Document passage
A different approach resulted in Xenobots, the first fully‐biological biobots created by sculpting or molding amphibian embryonic cells into multicellular structures that can spontaneously locomote without external pacing.[ 7 ] But it was not known how general these phenomena are, whether this kind of plasticity extended to mammals, or what the throughput of this technology can be. Thus, we sought to address whether the capacity of genetically unaltered cells to generate a self‐propelled, multicellular living structure in this way is unique to amphibian embryonic cells, and whether such a living structure can be built without needing to be individually sculpted or molded, but instead coaxed to self‐construct from an initial seed cell, resulting in a high‐throughput process wherein large numbers of biobots can be grown in parallel.
Here, we introduce novel, multicellular, fully biological, self‐constructing, motile living structures created out of human lung epithelium. We refer to them as Anthrobots, in light of their human origin and potential as a biorobotics platform.[ 2 , 8 ] We quantified their emergent natural, baseline properties as an essential background characterization of their native capacities which will serve as targets for future efforts to reprogram form and function for useful purposes. Anthrobots self‐construct in vitro, via a fully scalable method that requires no external form‐giving machinery, manual sculpting, or embryonic tissues and produces swarms of biobots in parallel. They move via cilia‐driven propulsion,[ 9 ] living for 45–60 days. We quantitatively characterized the range of movement and morphological types, showing that their behaviors are strongly correlated with specific features of their anatomy. The ability of adult, somatic, human cells to form a novel functional anatomy, with unique behaviors, reveals that this plasticity is not restricted to amphibian or embryonic cell properties, and is a fundamental feature of wild‐type cells that requires no direct genetic manipulation to unlock. Furthermore, we found that Anthrobots exhibit a highly surprising behavior given their origin as static airway epithelium: they can move across scratches in (human) neuronal monolayers and induce gap closures across these scratches. Numerous in vitro and in vivo uses of such functional living structures can be envisioned, especially because they can now be made from the patient's own cells.[ 10 ]
We developed the Anthrobots by leveraging normal human bronchial epithelial (NHBE) cells’ native tissue plasticity and unlocked a novel morphology, which is not apparent from the reliable, default developmental patterning of airway epithelium, in order to fulfil target functional and structural needs of creating a self‐constructing, multi‐cellular, 3D, motile living structure of human‐origin. Airway organoids with apical out tissue organization, yielding ciliated spheroids anatomically similar to the Anthrobots, have very recently been shown using different protocols,[ 11 ] each starting from individual normal bronchial epithelial cells isolated from airway epithelium extracts. Apical out spheroids made out of intact airway epithelium extracts have also been produced[ 12 ]). Each one of these three protocols is optimized for different priorities such as ease of organoid access during its development,[ 11c ] structural uniformity in final products,[ 11a ] and ability to easily modulate resulting organoid size.[ 11b ] The common denominator between these parallel advances is that they are characterized as organotypic cultures exclusively, enabling scientists to investigate lung anatomy, function, and pathology. Beyond native tissue recapitulation, these constructs’ abilities as functional assemblies, range of behavioral and morphological patterns, as well as functional correlations between these patterns have yet to be explored.

Your tasks
1 – Answer each question from the Anthrobots passage.
(a) From what kind of human tissue are Anthrobots created?
(b) How long do Anthrobots live?
(c) For which three priorities are the three apical out spheroid protocols each optimized?
2 – In one to three sentences, explain why the Anthrobots passage gives the new structures the name Anthrobots.
3 – Write the next part of the Anthrobots passage, continuing from its final sentence.

Record excerpts
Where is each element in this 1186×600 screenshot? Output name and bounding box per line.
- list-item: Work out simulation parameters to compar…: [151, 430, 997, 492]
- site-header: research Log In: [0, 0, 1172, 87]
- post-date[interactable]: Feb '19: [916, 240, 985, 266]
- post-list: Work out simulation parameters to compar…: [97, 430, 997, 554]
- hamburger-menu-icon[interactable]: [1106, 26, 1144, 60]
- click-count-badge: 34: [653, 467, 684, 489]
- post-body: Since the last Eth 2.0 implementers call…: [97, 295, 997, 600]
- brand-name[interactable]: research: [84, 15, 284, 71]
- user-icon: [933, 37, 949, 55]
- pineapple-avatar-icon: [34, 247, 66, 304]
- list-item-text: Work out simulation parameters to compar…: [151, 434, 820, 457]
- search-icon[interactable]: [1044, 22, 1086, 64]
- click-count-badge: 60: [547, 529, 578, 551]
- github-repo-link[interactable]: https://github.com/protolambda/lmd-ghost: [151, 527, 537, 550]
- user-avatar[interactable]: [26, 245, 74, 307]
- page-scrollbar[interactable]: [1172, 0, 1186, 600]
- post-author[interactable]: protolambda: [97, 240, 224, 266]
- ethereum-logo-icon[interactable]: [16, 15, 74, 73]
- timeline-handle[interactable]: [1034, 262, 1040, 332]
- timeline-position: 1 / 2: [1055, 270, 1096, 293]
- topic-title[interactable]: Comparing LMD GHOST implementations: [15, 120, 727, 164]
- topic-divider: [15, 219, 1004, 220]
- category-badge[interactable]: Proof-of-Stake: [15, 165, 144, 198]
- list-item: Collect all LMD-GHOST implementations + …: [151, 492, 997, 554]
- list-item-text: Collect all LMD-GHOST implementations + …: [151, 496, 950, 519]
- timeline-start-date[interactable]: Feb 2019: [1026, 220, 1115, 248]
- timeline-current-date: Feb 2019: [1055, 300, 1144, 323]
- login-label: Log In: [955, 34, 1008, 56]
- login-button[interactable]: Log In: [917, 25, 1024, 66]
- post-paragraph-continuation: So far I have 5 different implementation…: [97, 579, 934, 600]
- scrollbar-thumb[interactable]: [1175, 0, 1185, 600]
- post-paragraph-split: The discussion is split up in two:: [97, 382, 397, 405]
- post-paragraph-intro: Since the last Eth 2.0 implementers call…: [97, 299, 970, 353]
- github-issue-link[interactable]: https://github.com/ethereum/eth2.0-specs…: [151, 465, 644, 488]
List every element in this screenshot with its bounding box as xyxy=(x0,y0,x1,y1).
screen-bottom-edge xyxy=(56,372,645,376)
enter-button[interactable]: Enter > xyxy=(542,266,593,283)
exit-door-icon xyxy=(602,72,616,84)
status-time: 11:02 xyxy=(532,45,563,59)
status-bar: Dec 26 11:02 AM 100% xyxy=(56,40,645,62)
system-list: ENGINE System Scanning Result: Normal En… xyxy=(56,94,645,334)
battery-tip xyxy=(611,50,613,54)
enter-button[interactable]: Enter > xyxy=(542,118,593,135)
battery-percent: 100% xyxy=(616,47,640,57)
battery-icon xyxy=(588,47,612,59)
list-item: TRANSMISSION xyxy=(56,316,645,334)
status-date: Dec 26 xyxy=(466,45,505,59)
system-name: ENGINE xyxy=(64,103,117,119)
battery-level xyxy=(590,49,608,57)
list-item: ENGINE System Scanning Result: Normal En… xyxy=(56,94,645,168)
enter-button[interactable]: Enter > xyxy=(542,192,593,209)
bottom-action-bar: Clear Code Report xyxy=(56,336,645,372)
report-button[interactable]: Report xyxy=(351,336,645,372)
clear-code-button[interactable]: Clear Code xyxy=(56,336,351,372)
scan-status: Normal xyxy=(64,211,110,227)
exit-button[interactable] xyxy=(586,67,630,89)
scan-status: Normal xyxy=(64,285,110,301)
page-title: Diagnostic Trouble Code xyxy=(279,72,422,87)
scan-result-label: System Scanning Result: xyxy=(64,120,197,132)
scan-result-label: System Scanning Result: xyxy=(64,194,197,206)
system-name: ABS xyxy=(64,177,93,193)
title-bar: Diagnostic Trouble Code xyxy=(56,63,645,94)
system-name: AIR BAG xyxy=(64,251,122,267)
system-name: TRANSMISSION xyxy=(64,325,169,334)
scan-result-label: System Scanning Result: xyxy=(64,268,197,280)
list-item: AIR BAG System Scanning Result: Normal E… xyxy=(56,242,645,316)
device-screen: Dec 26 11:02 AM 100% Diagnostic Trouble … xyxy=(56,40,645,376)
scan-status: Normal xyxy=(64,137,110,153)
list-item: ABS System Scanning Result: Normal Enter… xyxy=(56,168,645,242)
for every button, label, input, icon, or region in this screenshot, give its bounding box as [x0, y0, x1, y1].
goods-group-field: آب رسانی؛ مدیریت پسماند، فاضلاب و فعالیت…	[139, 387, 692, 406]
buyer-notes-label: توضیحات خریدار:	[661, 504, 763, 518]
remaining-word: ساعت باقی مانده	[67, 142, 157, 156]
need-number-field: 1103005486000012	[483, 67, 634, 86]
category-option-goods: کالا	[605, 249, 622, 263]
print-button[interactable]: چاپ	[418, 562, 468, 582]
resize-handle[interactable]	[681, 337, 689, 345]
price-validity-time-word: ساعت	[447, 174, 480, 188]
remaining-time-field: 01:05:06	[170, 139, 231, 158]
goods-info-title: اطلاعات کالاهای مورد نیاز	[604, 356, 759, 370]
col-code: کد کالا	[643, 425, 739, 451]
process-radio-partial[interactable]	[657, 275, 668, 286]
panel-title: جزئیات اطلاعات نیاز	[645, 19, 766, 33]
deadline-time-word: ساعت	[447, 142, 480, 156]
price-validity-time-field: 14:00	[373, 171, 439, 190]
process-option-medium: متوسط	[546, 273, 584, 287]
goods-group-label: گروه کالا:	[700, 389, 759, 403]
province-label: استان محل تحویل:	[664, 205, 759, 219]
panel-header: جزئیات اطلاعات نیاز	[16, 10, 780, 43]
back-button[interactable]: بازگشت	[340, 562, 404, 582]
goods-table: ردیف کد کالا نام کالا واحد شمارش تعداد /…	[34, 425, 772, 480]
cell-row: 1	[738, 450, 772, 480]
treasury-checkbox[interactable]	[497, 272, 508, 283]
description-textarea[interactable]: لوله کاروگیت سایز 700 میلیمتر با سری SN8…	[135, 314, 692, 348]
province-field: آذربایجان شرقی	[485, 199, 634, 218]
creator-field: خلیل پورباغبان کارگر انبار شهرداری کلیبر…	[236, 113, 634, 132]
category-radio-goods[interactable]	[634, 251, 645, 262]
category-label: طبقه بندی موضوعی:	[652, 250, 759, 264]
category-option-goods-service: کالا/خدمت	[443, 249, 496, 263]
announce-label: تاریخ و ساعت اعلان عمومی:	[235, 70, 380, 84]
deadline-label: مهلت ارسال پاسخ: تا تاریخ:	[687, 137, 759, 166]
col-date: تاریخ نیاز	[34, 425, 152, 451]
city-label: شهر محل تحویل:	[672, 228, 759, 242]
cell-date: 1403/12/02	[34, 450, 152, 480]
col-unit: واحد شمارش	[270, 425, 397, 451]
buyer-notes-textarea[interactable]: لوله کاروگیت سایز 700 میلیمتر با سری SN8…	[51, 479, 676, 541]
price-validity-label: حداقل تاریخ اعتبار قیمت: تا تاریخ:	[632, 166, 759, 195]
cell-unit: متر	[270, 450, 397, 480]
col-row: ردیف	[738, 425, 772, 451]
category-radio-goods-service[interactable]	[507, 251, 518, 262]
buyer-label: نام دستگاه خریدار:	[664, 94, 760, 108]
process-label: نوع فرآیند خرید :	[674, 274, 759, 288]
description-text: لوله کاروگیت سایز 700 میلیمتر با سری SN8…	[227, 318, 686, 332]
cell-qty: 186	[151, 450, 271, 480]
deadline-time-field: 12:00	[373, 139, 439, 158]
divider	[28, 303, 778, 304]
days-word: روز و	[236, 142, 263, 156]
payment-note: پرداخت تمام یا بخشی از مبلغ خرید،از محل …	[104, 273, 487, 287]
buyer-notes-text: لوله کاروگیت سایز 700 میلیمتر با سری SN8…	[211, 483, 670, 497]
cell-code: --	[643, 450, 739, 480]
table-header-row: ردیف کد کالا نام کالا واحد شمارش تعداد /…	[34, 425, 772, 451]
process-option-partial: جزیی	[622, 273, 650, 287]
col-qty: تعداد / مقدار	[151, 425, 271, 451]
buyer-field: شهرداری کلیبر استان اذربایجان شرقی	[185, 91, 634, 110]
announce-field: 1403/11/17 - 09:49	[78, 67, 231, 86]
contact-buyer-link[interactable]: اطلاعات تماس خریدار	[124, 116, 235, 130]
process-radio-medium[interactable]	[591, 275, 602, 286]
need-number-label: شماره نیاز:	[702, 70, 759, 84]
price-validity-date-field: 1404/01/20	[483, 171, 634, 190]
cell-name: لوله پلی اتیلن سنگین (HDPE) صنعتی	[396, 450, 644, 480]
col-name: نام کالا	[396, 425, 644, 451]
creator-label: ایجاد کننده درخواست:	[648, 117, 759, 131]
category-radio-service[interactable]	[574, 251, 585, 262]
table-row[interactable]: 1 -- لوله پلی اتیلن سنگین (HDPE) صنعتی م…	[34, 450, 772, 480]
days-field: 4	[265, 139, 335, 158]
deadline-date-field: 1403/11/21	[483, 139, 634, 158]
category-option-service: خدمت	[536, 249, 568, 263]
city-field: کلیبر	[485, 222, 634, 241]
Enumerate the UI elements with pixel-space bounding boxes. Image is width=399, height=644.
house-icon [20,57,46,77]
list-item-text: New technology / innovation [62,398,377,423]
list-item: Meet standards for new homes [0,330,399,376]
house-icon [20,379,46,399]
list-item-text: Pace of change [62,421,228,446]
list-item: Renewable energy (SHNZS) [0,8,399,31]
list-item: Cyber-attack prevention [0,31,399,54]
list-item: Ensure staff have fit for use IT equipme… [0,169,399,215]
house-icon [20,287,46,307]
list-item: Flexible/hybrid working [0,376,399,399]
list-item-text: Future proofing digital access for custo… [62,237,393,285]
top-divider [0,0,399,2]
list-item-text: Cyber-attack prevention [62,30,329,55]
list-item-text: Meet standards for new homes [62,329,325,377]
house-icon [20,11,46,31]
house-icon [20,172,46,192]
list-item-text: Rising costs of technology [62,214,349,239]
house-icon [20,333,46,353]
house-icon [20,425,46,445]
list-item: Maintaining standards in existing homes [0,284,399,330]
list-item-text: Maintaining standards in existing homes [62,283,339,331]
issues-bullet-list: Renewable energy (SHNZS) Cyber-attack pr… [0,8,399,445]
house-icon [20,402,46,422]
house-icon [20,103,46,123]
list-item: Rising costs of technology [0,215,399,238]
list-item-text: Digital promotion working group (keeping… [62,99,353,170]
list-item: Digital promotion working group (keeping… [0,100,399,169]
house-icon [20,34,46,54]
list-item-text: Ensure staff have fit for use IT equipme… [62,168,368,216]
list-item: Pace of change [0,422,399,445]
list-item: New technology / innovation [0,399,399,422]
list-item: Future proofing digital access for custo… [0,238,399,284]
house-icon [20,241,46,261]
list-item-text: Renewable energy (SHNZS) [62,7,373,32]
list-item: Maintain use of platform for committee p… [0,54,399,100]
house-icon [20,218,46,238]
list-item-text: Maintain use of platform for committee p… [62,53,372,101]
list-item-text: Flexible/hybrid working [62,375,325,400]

Results of the tasks
1 –
(a) Human lung epithelium, specifically normal human bronchial epithelial (NHBE) cells.
(b) 45–60 days.
(c) Ease of organoid access during its development, structural uniformity in final products, and ability to easily modulate resulting organoid size.

2 – They are called Anthrobots because of their human origin and their potential as a biorobotics platform.

3 –
These three methods, plus the one detailed in this paper, constitute convergent but distinct technical approaches toward producing the novel morphology of cilia‐out spheroids derived from human airway epithelium. These four protocols for creating cilia‐covered NHBE‐derived spheroids differ in their apical orientation from the earlier established approaches for creating traditional airway organoids where cilia develop as lining the lumen.[ 13 ] Boecking & Walentek[ 11c ] grow airway organoids as embedded in a collagen‐rich matrix (as opposed to the traditional Matrigel approach) and also cultures them in air‐liquid‐interface (ALI) inserts, which have traditionally been used with NHBEs for 2D differentiation into airway epithelium, enabling ease of access to the airway organoids during their developmental course.[ 11c ] After this initial ALI culture period of 14 days, the mature airway organoids are dissolved from the collagen matrix and replated into a fresh same matrix of similar composition (to remove catabolites) for another 14 days. It is in this second 14 day period that cilia localization on the surface is accomplished by administering R‐Spondin‐2 (RSPO2) and Noggin into the matrix. Accordingly, this Boecking & Walentek method consists of two consecutive 2‐week periods of matrix‐embedded growth and differentiation: first period without and the second period with RSPO2&Noggin.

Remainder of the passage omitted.